— start Data to process —

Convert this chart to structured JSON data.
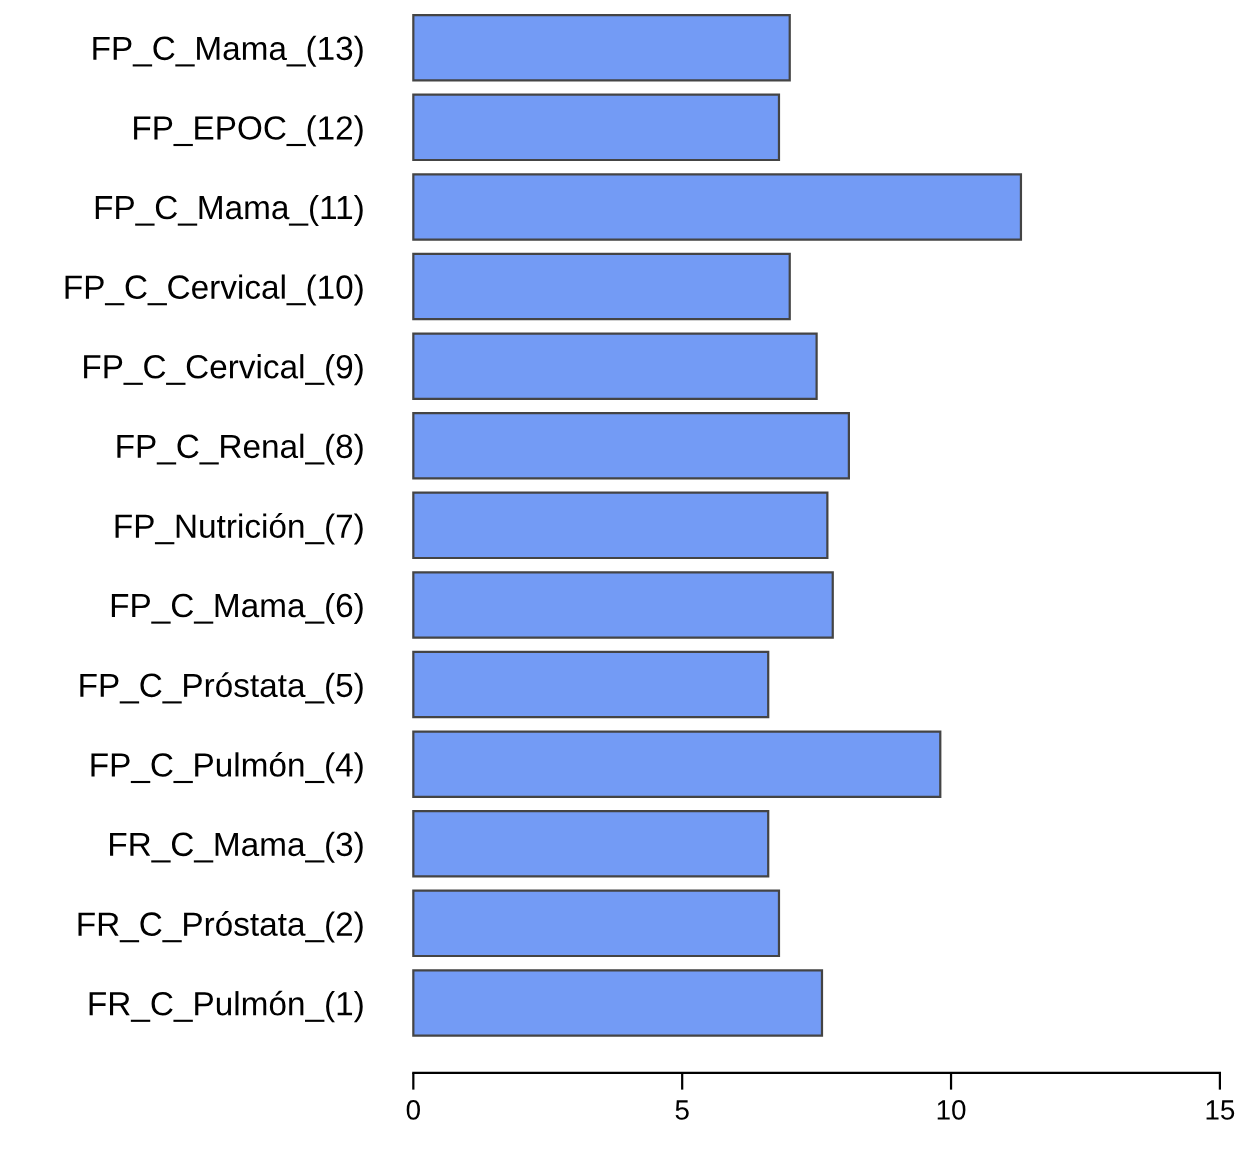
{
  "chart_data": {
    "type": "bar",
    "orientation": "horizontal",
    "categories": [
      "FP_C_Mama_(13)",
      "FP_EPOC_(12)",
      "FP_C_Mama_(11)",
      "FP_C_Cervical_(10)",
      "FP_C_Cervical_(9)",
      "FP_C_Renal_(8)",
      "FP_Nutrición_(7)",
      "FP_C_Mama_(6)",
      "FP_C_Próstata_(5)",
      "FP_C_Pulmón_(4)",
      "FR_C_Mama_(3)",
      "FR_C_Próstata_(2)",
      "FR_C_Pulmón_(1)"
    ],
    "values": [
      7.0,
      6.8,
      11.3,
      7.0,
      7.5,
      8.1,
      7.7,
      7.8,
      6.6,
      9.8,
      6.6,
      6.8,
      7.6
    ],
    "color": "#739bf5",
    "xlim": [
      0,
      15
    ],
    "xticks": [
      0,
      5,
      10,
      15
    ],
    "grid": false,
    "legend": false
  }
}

— end Data to process —

## Challenge
Omit the pictures and restate the rest of the records verbatim.

## Exercise output
Convert this chart to structured JSON data.
{
  "chart_data": {
    "type": "bar",
    "orientation": "horizontal",
    "categories": [
      "FP_C_Mama_(13)",
      "FP_EPOC_(12)",
      "FP_C_Mama_(11)",
      "FP_C_Cervical_(10)",
      "FP_C_Cervical_(9)",
      "FP_C_Renal_(8)",
      "FP_Nutrición_(7)",
      "FP_C_Mama_(6)",
      "FP_C_Próstata_(5)",
      "FP_C_Pulmón_(4)",
      "FR_C_Mama_(3)",
      "FR_C_Próstata_(2)",
      "FR_C_Pulmón_(1)"
    ],
    "values": [
      7.0,
      6.8,
      11.3,
      7.0,
      7.5,
      8.1,
      7.7,
      7.8,
      6.6,
      9.8,
      6.6,
      6.8,
      7.6
    ],
    "color": "#739bf5",
    "xlim": [
      0,
      15
    ],
    "xticks": [
      0,
      5,
      10,
      15
    ],
    "grid": false,
    "legend": false
  }
}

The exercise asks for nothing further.